- [Data]:
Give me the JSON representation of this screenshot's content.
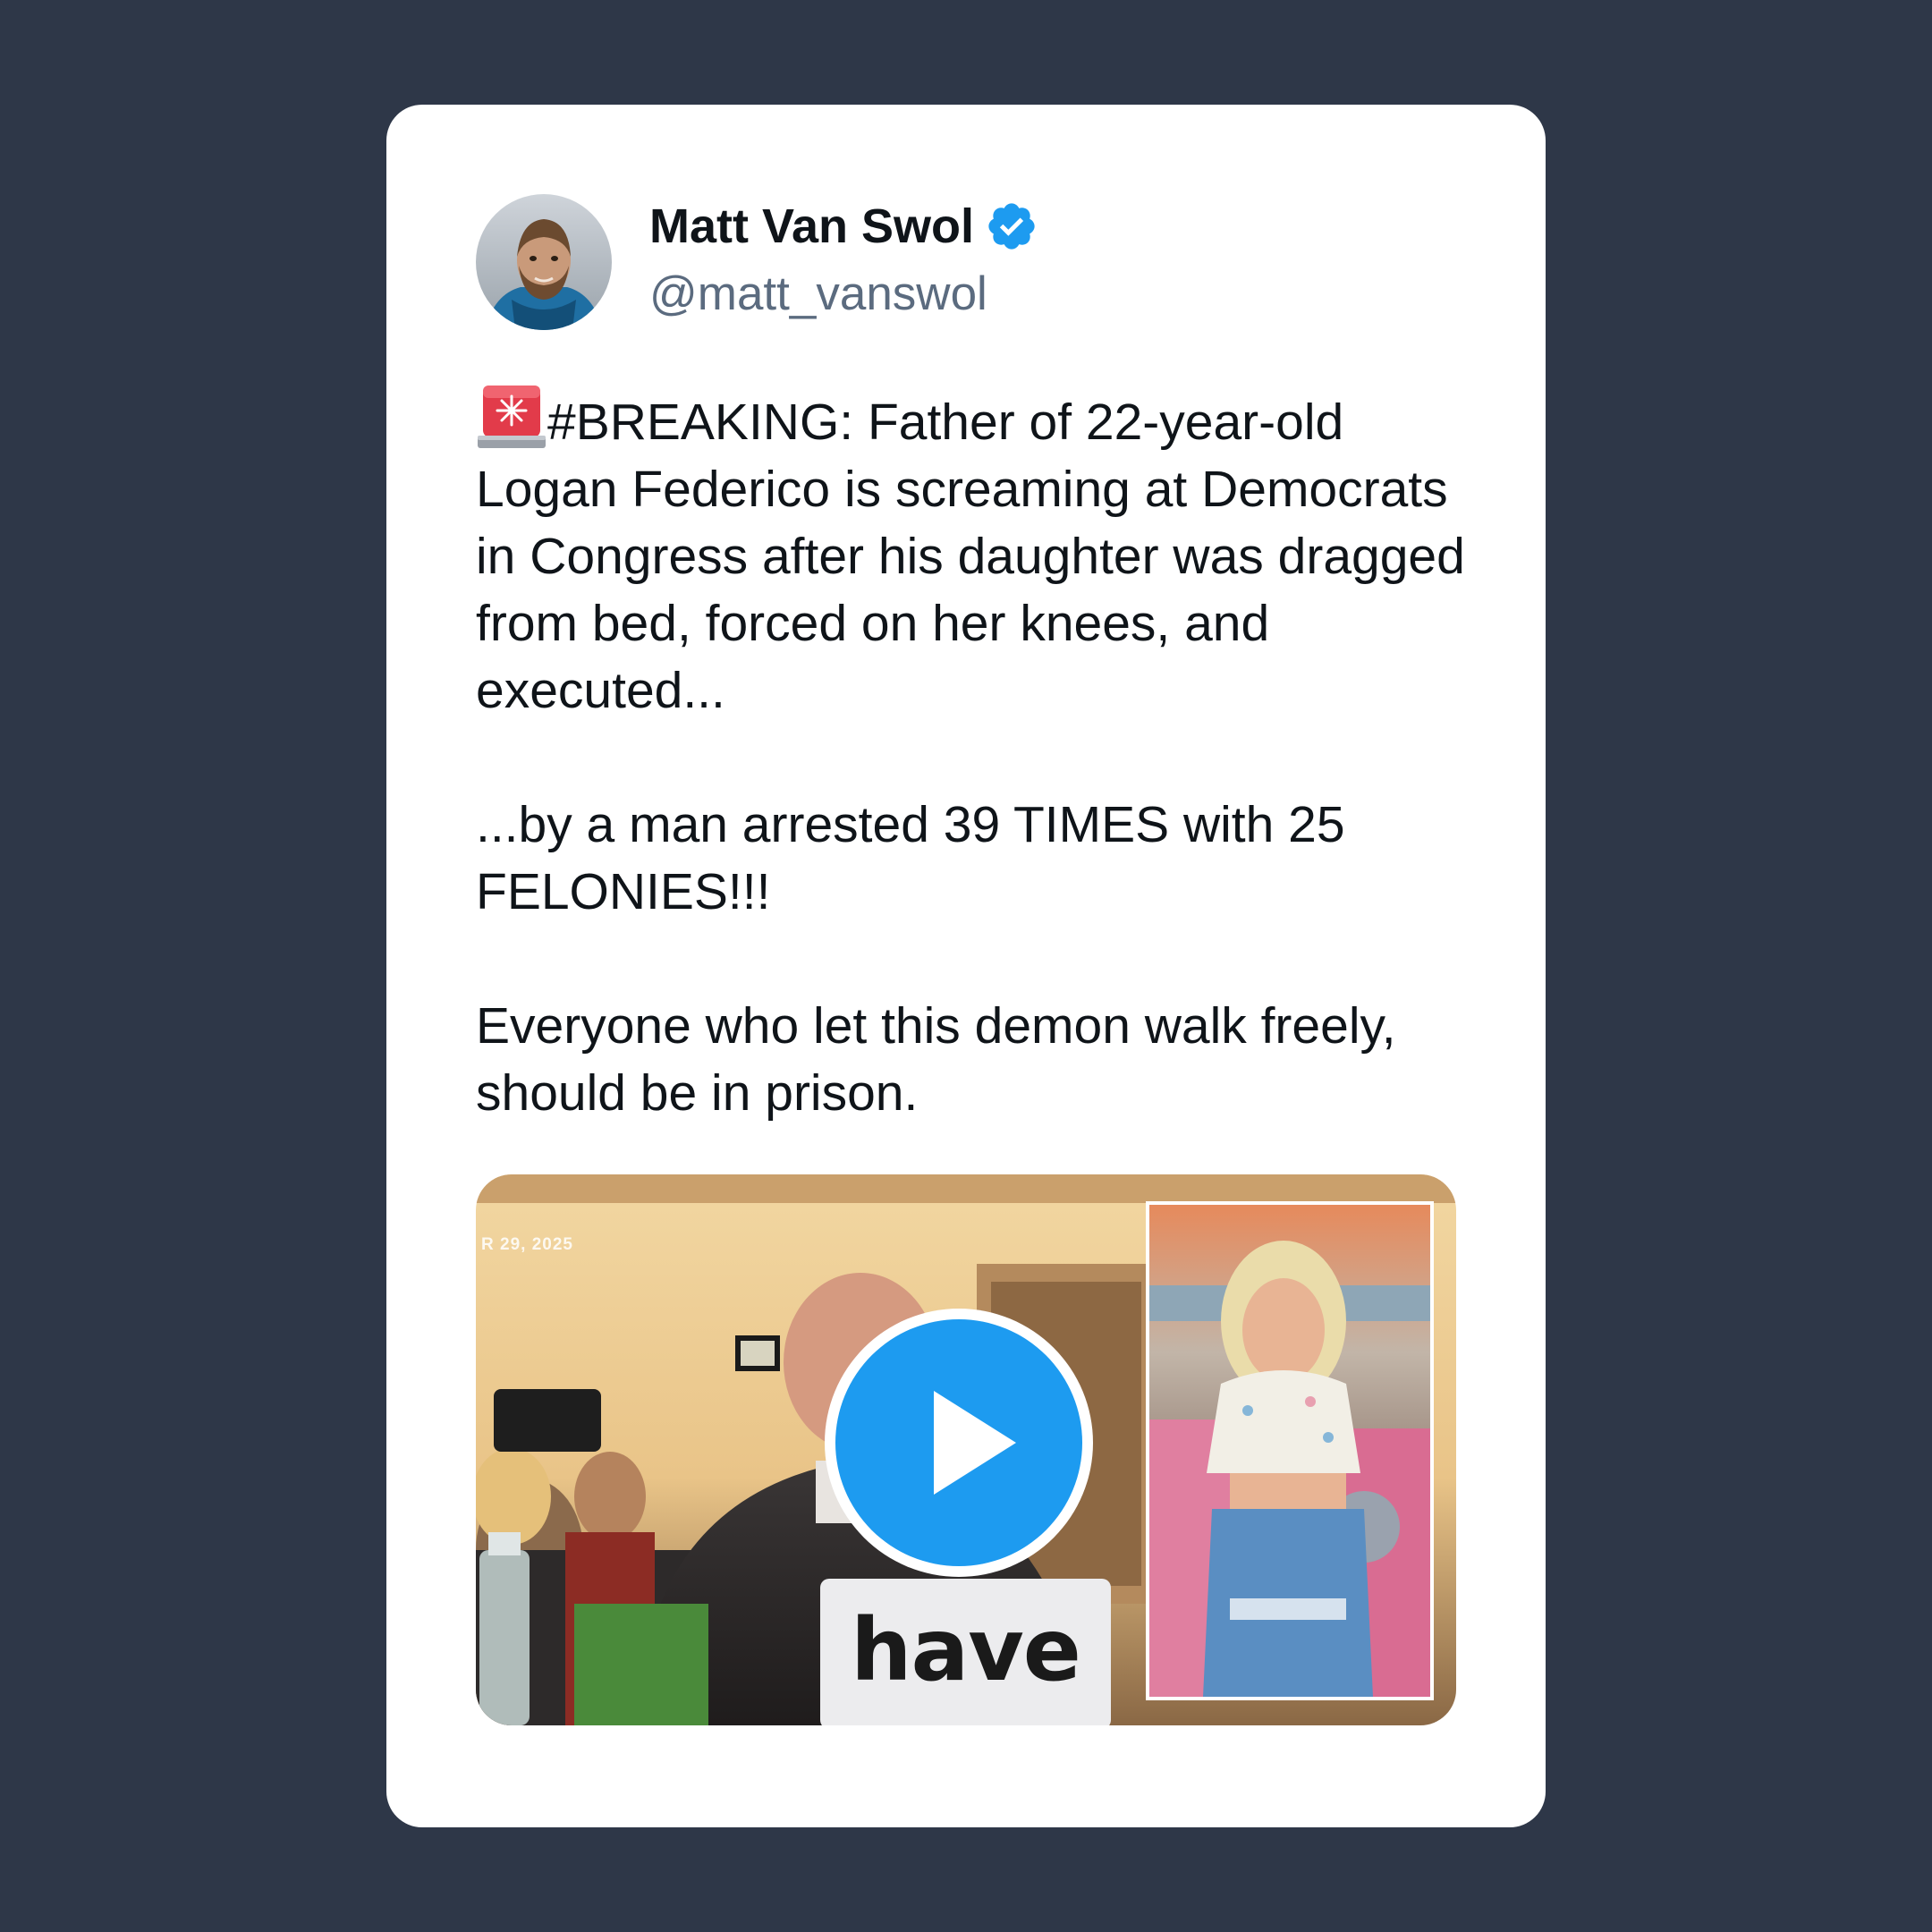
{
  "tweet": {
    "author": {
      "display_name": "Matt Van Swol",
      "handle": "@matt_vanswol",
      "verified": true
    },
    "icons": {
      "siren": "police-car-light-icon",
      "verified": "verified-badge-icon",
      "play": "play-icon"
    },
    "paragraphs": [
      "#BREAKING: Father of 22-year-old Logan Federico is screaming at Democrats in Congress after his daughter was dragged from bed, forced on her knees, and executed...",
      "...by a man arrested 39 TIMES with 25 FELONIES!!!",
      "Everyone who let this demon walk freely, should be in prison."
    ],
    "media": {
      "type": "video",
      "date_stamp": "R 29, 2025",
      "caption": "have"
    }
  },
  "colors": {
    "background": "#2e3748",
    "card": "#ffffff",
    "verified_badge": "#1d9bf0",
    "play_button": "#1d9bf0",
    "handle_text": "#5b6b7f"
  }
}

- [Task prompt]:
Output the records above exactly; leave out the pictures.

- [Task output]:
Give me the JSON representation of this screenshot's content.
{
  "tweet": {
    "author": {
      "display_name": "Matt Van Swol",
      "handle": "@matt_vanswol",
      "verified": true
    },
    "icons": {
      "siren": "police-car-light-icon",
      "verified": "verified-badge-icon",
      "play": "play-icon"
    },
    "paragraphs": [
      "#BREAKING: Father of 22-year-old Logan Federico is screaming at Democrats in Congress after his daughter was dragged from bed, forced on her knees, and executed...",
      "...by a man arrested 39 TIMES with 25 FELONIES!!!",
      "Everyone who let this demon walk freely, should be in prison."
    ],
    "media": {
      "type": "video",
      "date_stamp": "R 29, 2025",
      "caption": "have"
    }
  },
  "colors": {
    "background": "#2e3748",
    "card": "#ffffff",
    "verified_badge": "#1d9bf0",
    "play_button": "#1d9bf0",
    "handle_text": "#5b6b7f"
  }
}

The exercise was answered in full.